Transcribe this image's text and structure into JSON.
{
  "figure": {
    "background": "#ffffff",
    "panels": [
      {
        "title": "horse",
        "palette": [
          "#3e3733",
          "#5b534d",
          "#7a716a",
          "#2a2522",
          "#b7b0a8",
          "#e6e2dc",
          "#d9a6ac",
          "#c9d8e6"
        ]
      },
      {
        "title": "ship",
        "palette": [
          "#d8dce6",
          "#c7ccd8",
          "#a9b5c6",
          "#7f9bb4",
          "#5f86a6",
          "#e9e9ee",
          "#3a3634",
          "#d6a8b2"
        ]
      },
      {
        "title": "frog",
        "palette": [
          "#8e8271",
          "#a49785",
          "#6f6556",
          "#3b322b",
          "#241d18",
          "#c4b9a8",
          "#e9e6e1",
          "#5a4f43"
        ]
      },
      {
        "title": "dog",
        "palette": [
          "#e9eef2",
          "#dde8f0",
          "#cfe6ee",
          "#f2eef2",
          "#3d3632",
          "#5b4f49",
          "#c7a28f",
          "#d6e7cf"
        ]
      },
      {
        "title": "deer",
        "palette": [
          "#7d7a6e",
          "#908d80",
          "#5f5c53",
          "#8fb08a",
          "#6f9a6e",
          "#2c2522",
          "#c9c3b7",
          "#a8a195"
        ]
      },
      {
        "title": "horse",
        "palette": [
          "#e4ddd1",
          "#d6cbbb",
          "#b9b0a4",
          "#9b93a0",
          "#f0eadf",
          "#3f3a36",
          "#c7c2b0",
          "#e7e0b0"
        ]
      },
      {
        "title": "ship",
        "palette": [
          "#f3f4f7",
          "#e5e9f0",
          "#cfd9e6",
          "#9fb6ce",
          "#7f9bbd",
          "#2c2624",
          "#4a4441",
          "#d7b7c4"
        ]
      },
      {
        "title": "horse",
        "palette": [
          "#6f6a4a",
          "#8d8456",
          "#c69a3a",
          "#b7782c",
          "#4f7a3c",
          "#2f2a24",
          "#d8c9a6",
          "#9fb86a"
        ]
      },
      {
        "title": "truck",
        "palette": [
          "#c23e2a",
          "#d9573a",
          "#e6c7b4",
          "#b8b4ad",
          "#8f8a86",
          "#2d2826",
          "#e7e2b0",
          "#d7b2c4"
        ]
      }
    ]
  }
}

Task requirements:
Every entry must be quoted exactly as it appears above.

Exercise output:
Transcribe this image's text and structure into JSON.
{
  "figure": {
    "background": "#ffffff",
    "panels": [
      {
        "title": "horse",
        "palette": [
          "#3e3733",
          "#5b534d",
          "#7a716a",
          "#2a2522",
          "#b7b0a8",
          "#e6e2dc",
          "#d9a6ac",
          "#c9d8e6"
        ]
      },
      {
        "title": "ship",
        "palette": [
          "#d8dce6",
          "#c7ccd8",
          "#a9b5c6",
          "#7f9bb4",
          "#5f86a6",
          "#e9e9ee",
          "#3a3634",
          "#d6a8b2"
        ]
      },
      {
        "title": "frog",
        "palette": [
          "#8e8271",
          "#a49785",
          "#6f6556",
          "#3b322b",
          "#241d18",
          "#c4b9a8",
          "#e9e6e1",
          "#5a4f43"
        ]
      },
      {
        "title": "dog",
        "palette": [
          "#e9eef2",
          "#dde8f0",
          "#cfe6ee",
          "#f2eef2",
          "#3d3632",
          "#5b4f49",
          "#c7a28f",
          "#d6e7cf"
        ]
      },
      {
        "title": "deer",
        "palette": [
          "#7d7a6e",
          "#908d80",
          "#5f5c53",
          "#8fb08a",
          "#6f9a6e",
          "#2c2522",
          "#c9c3b7",
          "#a8a195"
        ]
      },
      {
        "title": "horse",
        "palette": [
          "#e4ddd1",
          "#d6cbbb",
          "#b9b0a4",
          "#9b93a0",
          "#f0eadf",
          "#3f3a36",
          "#c7c2b0",
          "#e7e0b0"
        ]
      },
      {
        "title": "ship",
        "palette": [
          "#f3f4f7",
          "#e5e9f0",
          "#cfd9e6",
          "#9fb6ce",
          "#7f9bbd",
          "#2c2624",
          "#4a4441",
          "#d7b7c4"
        ]
      },
      {
        "title": "horse",
        "palette": [
          "#6f6a4a",
          "#8d8456",
          "#c69a3a",
          "#b7782c",
          "#4f7a3c",
          "#2f2a24",
          "#d8c9a6",
          "#9fb86a"
        ]
      },
      {
        "title": "truck",
        "palette": [
          "#c23e2a",
          "#d9573a",
          "#e6c7b4",
          "#b8b4ad",
          "#8f8a86",
          "#2d2826",
          "#e7e2b0",
          "#d7b2c4"
        ]
      }
    ]
  }
}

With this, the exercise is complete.